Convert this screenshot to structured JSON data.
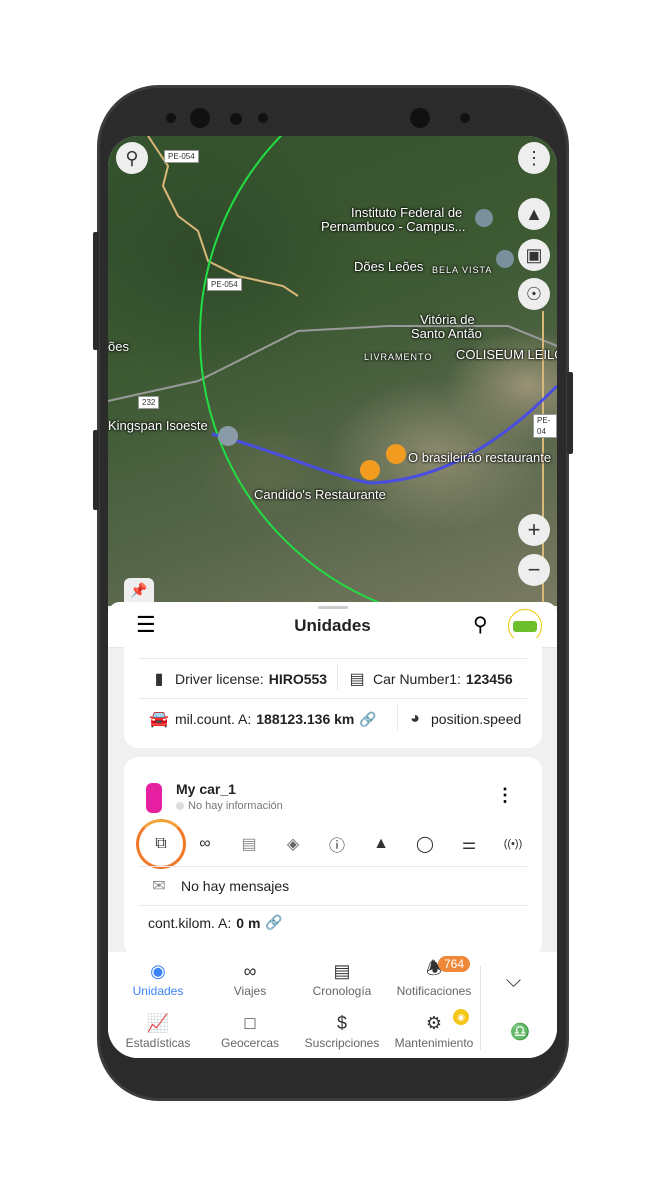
{
  "map": {
    "labels": {
      "road1": "PE-054",
      "road2": "PE-054",
      "road3": "232",
      "road4": "PE-04",
      "inst1": "Instituto Federal de",
      "inst2": "Pernambuco - Campus...",
      "does": "Dões Leões",
      "bela": "BELA VISTA",
      "vit1": "Vitória de",
      "vit2": "Santo Antão",
      "livr": "LIVRAMENTO",
      "coli": "COLISEUM LEILO",
      "oes": "ões",
      "kings": "Kingspan Isoeste",
      "cand": "Candido's Restaurante",
      "bras": "O brasileirão restaurante"
    },
    "route_color": "#4a4ee0",
    "geofence_color": "#22dd44"
  },
  "header": {
    "title": "Unidades"
  },
  "card1": {
    "driver_label": "Driver license: ",
    "driver_value": "HIRO553",
    "car_label": "Car Number1: ",
    "car_value": "123456",
    "mil_label": "mil.count. A: ",
    "mil_value": "188123.136 km",
    "speed_label": "position.speed"
  },
  "card2": {
    "name": "My car_1",
    "status": "No hay información",
    "messages": "No hay mensajes",
    "km_label": "cont.kilom. A: ",
    "km_value": "0 m"
  },
  "nav": {
    "items": [
      {
        "label": "Unidades"
      },
      {
        "label": "Viajes"
      },
      {
        "label": "Cronología"
      },
      {
        "label": "Notificaciones"
      },
      {
        "label": "Estadísticas"
      },
      {
        "label": "Geocercas"
      },
      {
        "label": "Suscripciones"
      },
      {
        "label": "Mantenimiento"
      }
    ],
    "badge": "764",
    "active_color": "#3b82f6",
    "badge_color": "#f0883a"
  }
}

···

[Given instruction] Copy each line in full and exactly, omitting any picture.

[Result of the exercise]
Convert this screenshot to structured JSON data.
{
  "map": {
    "labels": {
      "road1": "PE-054",
      "road2": "PE-054",
      "road3": "232",
      "road4": "PE-04",
      "inst1": "Instituto Federal de",
      "inst2": "Pernambuco - Campus...",
      "does": "Dões Leões",
      "bela": "BELA VISTA",
      "vit1": "Vitória de",
      "vit2": "Santo Antão",
      "livr": "LIVRAMENTO",
      "coli": "COLISEUM LEILO",
      "oes": "ões",
      "kings": "Kingspan Isoeste",
      "cand": "Candido's Restaurante",
      "bras": "O brasileirão restaurante"
    },
    "route_color": "#4a4ee0",
    "geofence_color": "#22dd44"
  },
  "header": {
    "title": "Unidades"
  },
  "card1": {
    "driver_label": "Driver license: ",
    "driver_value": "HIRO553",
    "car_label": "Car Number1: ",
    "car_value": "123456",
    "mil_label": "mil.count. A: ",
    "mil_value": "188123.136 km",
    "speed_label": "position.speed"
  },
  "card2": {
    "name": "My car_1",
    "status": "No hay información",
    "messages": "No hay mensajes",
    "km_label": "cont.kilom. A: ",
    "km_value": "0 m"
  },
  "nav": {
    "items": [
      {
        "label": "Unidades"
      },
      {
        "label": "Viajes"
      },
      {
        "label": "Cronología"
      },
      {
        "label": "Notificaciones"
      },
      {
        "label": "Estadísticas"
      },
      {
        "label": "Geocercas"
      },
      {
        "label": "Suscripciones"
      },
      {
        "label": "Mantenimiento"
      }
    ],
    "badge": "764",
    "active_color": "#3b82f6",
    "badge_color": "#f0883a"
  }
}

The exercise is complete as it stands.